→ Exercise task
Write the data out again in full, with no departure from the original.

→ Extracted entries
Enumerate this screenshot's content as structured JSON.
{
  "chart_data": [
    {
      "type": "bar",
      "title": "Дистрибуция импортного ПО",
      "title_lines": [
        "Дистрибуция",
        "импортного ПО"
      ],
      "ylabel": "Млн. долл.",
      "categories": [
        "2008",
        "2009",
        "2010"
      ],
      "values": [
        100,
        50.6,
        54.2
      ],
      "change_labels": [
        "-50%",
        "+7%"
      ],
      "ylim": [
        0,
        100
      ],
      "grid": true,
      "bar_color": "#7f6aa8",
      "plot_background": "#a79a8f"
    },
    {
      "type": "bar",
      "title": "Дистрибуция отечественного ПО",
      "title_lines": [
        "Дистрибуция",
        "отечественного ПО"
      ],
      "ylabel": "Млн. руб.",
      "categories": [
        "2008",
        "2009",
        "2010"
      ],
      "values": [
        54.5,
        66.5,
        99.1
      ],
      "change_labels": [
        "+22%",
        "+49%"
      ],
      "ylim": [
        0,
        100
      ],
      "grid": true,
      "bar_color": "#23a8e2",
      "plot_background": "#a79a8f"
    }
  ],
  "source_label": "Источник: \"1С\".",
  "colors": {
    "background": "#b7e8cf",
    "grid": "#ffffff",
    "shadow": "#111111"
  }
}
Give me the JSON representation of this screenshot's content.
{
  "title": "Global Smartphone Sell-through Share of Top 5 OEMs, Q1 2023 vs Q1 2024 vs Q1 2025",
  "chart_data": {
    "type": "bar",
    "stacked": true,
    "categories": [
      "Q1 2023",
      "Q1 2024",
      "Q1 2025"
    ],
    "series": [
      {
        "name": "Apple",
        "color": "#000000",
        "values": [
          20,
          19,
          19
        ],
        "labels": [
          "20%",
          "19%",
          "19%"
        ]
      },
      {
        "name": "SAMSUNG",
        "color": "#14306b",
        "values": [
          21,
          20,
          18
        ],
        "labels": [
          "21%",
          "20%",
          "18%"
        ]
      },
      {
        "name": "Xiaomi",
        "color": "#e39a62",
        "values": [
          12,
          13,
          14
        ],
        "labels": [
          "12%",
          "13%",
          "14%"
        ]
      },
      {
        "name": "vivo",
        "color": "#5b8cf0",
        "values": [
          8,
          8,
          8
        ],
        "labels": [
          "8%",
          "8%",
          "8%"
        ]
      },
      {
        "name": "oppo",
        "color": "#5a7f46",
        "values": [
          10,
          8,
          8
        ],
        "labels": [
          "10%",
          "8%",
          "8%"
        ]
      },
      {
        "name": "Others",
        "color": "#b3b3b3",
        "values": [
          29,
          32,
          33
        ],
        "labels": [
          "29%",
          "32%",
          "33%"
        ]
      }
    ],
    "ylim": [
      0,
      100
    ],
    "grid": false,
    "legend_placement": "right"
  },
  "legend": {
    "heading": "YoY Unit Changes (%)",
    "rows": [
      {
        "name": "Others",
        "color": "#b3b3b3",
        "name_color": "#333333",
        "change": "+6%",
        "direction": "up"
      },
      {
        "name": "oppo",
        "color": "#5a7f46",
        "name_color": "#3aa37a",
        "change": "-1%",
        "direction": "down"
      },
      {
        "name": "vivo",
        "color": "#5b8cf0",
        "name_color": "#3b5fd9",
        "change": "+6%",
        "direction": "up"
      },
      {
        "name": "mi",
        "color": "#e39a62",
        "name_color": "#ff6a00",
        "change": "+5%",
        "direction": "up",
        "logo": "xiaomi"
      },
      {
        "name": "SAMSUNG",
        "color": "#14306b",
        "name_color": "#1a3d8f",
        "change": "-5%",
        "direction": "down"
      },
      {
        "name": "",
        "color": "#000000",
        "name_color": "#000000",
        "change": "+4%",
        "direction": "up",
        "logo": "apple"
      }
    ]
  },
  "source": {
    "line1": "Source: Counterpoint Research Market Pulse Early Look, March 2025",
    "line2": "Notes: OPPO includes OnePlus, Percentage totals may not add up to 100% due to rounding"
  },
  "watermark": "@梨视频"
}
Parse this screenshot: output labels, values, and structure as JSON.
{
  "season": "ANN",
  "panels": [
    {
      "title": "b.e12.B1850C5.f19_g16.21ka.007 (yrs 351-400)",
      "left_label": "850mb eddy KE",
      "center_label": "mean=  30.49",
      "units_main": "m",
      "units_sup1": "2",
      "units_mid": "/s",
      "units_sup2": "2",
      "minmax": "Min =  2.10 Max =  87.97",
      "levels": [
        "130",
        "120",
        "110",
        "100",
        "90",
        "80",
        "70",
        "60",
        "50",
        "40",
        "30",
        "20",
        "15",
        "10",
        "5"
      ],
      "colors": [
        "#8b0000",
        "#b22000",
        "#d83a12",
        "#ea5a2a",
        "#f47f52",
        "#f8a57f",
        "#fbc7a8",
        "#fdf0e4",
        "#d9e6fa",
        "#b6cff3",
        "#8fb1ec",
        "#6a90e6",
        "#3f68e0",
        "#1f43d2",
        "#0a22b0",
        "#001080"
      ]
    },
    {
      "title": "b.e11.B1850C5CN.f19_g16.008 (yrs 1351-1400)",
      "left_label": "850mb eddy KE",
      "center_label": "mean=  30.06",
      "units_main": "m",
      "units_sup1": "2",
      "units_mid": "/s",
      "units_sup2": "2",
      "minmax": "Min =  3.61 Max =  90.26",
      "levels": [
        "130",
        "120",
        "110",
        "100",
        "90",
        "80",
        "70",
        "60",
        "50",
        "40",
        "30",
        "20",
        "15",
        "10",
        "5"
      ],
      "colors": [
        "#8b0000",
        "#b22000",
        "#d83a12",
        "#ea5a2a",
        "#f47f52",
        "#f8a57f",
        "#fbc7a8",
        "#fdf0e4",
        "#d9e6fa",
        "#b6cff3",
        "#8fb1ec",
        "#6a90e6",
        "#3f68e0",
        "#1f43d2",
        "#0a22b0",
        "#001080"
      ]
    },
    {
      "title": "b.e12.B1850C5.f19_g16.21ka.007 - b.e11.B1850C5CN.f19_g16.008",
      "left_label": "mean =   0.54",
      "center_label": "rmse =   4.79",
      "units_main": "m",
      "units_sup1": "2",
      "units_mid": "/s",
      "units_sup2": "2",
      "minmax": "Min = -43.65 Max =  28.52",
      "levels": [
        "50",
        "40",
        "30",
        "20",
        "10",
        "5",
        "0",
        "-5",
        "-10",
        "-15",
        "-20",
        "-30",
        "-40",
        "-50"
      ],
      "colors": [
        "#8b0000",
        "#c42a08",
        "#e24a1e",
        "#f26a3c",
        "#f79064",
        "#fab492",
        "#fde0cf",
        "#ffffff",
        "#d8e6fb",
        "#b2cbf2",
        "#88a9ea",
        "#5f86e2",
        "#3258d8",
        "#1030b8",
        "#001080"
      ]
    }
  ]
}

→ Task result
Enumerate this screenshot's content as structured JSON.
{
  "chart_data": [
    {
      "type": "bar",
      "title": "Дистрибуция импортного ПО",
      "title_lines": [
        "Дистрибуция",
        "импортного ПО"
      ],
      "ylabel": "Млн. долл.",
      "categories": [
        "2008",
        "2009",
        "2010"
      ],
      "values": [
        100,
        50.6,
        54.2
      ],
      "change_labels": [
        "-50%",
        "+7%"
      ],
      "ylim": [
        0,
        100
      ],
      "grid": true,
      "bar_color": "#7f6aa8",
      "plot_background": "#a79a8f"
    },
    {
      "type": "bar",
      "title": "Дистрибуция отечественного ПО",
      "title_lines": [
        "Дистрибуция",
        "отечественного ПО"
      ],
      "ylabel": "Млн. руб.",
      "categories": [
        "2008",
        "2009",
        "2010"
      ],
      "values": [
        54.5,
        66.5,
        99.1
      ],
      "change_labels": [
        "+22%",
        "+49%"
      ],
      "ylim": [
        0,
        100
      ],
      "grid": true,
      "bar_color": "#23a8e2",
      "plot_background": "#a79a8f"
    }
  ],
  "source_label": "Источник: \"1С\".",
  "colors": {
    "background": "#b7e8cf",
    "grid": "#ffffff",
    "shadow": "#111111"
  }
}
Give me the JSON representation of this screenshot's content.
{
  "title": "Global Smartphone Sell-through Share of Top 5 OEMs, Q1 2023 vs Q1 2024 vs Q1 2025",
  "chart_data": {
    "type": "bar",
    "stacked": true,
    "categories": [
      "Q1 2023",
      "Q1 2024",
      "Q1 2025"
    ],
    "series": [
      {
        "name": "Apple",
        "color": "#000000",
        "values": [
          20,
          19,
          19
        ],
        "labels": [
          "20%",
          "19%",
          "19%"
        ]
      },
      {
        "name": "SAMSUNG",
        "color": "#14306b",
        "values": [
          21,
          20,
          18
        ],
        "labels": [
          "21%",
          "20%",
          "18%"
        ]
      },
      {
        "name": "Xiaomi",
        "color": "#e39a62",
        "values": [
          12,
          13,
          14
        ],
        "labels": [
          "12%",
          "13%",
          "14%"
        ]
      },
      {
        "name": "vivo",
        "color": "#5b8cf0",
        "values": [
          8,
          8,
          8
        ],
        "labels": [
          "8%",
          "8%",
          "8%"
        ]
      },
      {
        "name": "oppo",
        "color": "#5a7f46",
        "values": [
          10,
          8,
          8
        ],
        "labels": [
          "10%",
          "8%",
          "8%"
        ]
      },
      {
        "name": "Others",
        "color": "#b3b3b3",
        "values": [
          29,
          32,
          33
        ],
        "labels": [
          "29%",
          "32%",
          "33%"
        ]
      }
    ],
    "ylim": [
      0,
      100
    ],
    "grid": false,
    "legend_placement": "right"
  },
  "legend": {
    "heading": "YoY Unit Changes (%)",
    "rows": [
      {
        "name": "Others",
        "color": "#b3b3b3",
        "name_color": "#333333",
        "change": "+6%",
        "direction": "up"
      },
      {
        "name": "oppo",
        "color": "#5a7f46",
        "name_color": "#3aa37a",
        "change": "-1%",
        "direction": "down"
      },
      {
        "name": "vivo",
        "color": "#5b8cf0",
        "name_color": "#3b5fd9",
        "change": "+6%",
        "direction": "up"
      },
      {
        "name": "mi",
        "color": "#e39a62",
        "name_color": "#ff6a00",
        "change": "+5%",
        "direction": "up",
        "logo": "xiaomi"
      },
      {
        "name": "SAMSUNG",
        "color": "#14306b",
        "name_color": "#1a3d8f",
        "change": "-5%",
        "direction": "down"
      },
      {
        "name": "",
        "color": "#000000",
        "name_color": "#000000",
        "change": "+4%",
        "direction": "up",
        "logo": "apple"
      }
    ]
  },
  "source": {
    "line1": "Source: Counterpoint Research Market Pulse Early Look, March 2025",
    "line2": "Notes: OPPO includes OnePlus, Percentage totals may not add up to 100% due to rounding"
  },
  "watermark": "@梨视频"
}
Parse this screenshot: output labels, values, and structure as JSON.
{
  "season": "ANN",
  "panels": [
    {
      "title": "b.e12.B1850C5.f19_g16.21ka.007 (yrs 351-400)",
      "left_label": "850mb eddy KE",
      "center_label": "mean=  30.49",
      "units_main": "m",
      "units_sup1": "2",
      "units_mid": "/s",
      "units_sup2": "2",
      "minmax": "Min =  2.10 Max =  87.97",
      "levels": [
        "130",
        "120",
        "110",
        "100",
        "90",
        "80",
        "70",
        "60",
        "50",
        "40",
        "30",
        "20",
        "15",
        "10",
        "5"
      ],
      "colors": [
        "#8b0000",
        "#b22000",
        "#d83a12",
        "#ea5a2a",
        "#f47f52",
        "#f8a57f",
        "#fbc7a8",
        "#fdf0e4",
        "#d9e6fa",
        "#b6cff3",
        "#8fb1ec",
        "#6a90e6",
        "#3f68e0",
        "#1f43d2",
        "#0a22b0",
        "#001080"
      ]
    },
    {
      "title": "b.e11.B1850C5CN.f19_g16.008 (yrs 1351-1400)",
      "left_label": "850mb eddy KE",
      "center_label": "mean=  30.06",
      "units_main": "m",
      "units_sup1": "2",
      "units_mid": "/s",
      "units_sup2": "2",
      "minmax": "Min =  3.61 Max =  90.26",
      "levels": [
        "130",
        "120",
        "110",
        "100",
        "90",
        "80",
        "70",
        "60",
        "50",
        "40",
        "30",
        "20",
        "15",
        "10",
        "5"
      ],
      "colors": [
        "#8b0000",
        "#b22000",
        "#d83a12",
        "#ea5a2a",
        "#f47f52",
        "#f8a57f",
        "#fbc7a8",
        "#fdf0e4",
        "#d9e6fa",
        "#b6cff3",
        "#8fb1ec",
        "#6a90e6",
        "#3f68e0",
        "#1f43d2",
        "#0a22b0",
        "#001080"
      ]
    },
    {
      "title": "b.e12.B1850C5.f19_g16.21ka.007 - b.e11.B1850C5CN.f19_g16.008",
      "left_label": "mean =   0.54",
      "center_label": "rmse =   4.79",
      "units_main": "m",
      "units_sup1": "2",
      "units_mid": "/s",
      "units_sup2": "2",
      "minmax": "Min = -43.65 Max =  28.52",
      "levels": [
        "50",
        "40",
        "30",
        "20",
        "10",
        "5",
        "0",
        "-5",
        "-10",
        "-15",
        "-20",
        "-30",
        "-40",
        "-50"
      ],
      "colors": [
        "#8b0000",
        "#c42a08",
        "#e24a1e",
        "#f26a3c",
        "#f79064",
        "#fab492",
        "#fde0cf",
        "#ffffff",
        "#d8e6fb",
        "#b2cbf2",
        "#88a9ea",
        "#5f86e2",
        "#3258d8",
        "#1030b8",
        "#001080"
      ]
    }
  ]
}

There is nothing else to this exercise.